• AIM:
Records follow. Copy every line with "assessments".

• EXERCISE INPUT:
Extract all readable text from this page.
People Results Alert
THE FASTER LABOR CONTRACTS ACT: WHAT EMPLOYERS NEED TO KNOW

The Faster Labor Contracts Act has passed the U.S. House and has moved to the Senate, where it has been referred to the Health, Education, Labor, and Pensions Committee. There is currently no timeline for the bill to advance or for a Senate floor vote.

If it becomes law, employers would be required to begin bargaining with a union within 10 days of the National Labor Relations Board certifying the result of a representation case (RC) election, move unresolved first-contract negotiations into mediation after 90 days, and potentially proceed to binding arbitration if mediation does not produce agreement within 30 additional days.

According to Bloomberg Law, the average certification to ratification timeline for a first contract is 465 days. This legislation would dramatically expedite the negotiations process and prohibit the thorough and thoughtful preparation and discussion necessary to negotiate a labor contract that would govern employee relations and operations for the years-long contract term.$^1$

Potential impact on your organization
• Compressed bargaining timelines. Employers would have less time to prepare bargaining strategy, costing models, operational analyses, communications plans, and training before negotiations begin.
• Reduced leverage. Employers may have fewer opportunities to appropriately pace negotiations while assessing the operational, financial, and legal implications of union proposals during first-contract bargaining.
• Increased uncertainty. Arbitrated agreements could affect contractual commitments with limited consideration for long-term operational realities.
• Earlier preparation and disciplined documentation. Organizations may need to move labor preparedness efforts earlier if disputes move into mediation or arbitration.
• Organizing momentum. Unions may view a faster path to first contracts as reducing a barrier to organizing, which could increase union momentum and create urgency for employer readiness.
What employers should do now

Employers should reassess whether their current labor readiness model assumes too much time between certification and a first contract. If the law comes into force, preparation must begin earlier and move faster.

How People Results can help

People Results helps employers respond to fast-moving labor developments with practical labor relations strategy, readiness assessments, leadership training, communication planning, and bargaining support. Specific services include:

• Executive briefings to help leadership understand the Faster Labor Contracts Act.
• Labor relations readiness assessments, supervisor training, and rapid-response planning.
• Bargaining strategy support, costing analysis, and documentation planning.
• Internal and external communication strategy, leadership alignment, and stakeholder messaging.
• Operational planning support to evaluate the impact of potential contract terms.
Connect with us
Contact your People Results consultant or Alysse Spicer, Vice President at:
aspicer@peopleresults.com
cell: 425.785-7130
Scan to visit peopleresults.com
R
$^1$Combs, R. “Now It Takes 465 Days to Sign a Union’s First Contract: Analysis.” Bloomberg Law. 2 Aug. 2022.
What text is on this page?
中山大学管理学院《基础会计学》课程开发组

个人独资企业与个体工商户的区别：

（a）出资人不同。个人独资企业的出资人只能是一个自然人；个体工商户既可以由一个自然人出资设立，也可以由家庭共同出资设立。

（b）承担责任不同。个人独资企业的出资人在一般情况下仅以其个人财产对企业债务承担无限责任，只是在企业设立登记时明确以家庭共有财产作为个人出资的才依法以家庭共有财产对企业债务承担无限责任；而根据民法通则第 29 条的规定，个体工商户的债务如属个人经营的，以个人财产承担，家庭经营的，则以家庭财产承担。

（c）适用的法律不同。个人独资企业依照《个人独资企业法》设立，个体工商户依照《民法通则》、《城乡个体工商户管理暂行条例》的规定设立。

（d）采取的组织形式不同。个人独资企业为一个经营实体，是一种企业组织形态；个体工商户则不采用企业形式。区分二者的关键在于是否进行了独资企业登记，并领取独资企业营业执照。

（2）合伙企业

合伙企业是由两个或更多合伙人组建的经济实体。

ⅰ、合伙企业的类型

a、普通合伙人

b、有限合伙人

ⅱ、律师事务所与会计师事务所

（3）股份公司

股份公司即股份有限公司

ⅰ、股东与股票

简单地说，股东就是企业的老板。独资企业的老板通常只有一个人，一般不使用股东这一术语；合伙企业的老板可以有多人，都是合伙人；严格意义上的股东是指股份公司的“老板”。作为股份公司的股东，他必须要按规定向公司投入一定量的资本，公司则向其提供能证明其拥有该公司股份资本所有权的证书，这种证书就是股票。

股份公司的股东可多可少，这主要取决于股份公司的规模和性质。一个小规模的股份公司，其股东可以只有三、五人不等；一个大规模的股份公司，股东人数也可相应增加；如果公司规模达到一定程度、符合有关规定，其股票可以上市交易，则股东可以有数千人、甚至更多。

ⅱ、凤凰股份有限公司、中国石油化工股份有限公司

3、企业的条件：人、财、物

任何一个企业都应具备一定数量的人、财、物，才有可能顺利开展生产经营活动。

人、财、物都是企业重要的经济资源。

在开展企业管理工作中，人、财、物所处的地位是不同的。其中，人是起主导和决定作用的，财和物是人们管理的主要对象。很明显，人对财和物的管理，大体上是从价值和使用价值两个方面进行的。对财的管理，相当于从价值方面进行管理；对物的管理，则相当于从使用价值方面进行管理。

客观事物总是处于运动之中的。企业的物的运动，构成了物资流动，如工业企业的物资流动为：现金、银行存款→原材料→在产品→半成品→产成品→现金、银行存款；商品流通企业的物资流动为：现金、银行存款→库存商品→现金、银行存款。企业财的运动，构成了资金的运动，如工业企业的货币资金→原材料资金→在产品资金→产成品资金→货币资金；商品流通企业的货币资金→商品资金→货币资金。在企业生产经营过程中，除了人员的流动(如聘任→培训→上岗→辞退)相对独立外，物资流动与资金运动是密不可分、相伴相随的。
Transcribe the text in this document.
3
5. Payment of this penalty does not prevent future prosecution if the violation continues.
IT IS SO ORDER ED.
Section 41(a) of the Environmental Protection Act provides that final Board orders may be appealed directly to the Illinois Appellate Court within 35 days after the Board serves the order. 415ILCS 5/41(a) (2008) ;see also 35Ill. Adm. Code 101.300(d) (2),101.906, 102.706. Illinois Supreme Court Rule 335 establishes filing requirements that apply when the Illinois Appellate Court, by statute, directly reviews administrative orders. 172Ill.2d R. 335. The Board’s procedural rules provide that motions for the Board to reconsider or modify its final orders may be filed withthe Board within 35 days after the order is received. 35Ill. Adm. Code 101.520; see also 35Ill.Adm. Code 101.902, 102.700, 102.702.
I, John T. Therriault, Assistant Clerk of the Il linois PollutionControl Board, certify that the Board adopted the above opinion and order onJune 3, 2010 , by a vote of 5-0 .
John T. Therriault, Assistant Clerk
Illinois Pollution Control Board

• SOLUTION FOR THIS PROBLEM:
People Results helps employers respond to fast-moving labor developments with practical labor relations strategy, readiness assessments, leadership training, communication planning, and bargaining support. Specific services include:
• Labor relations readiness assessments, supervisor training, and rapid-response planning.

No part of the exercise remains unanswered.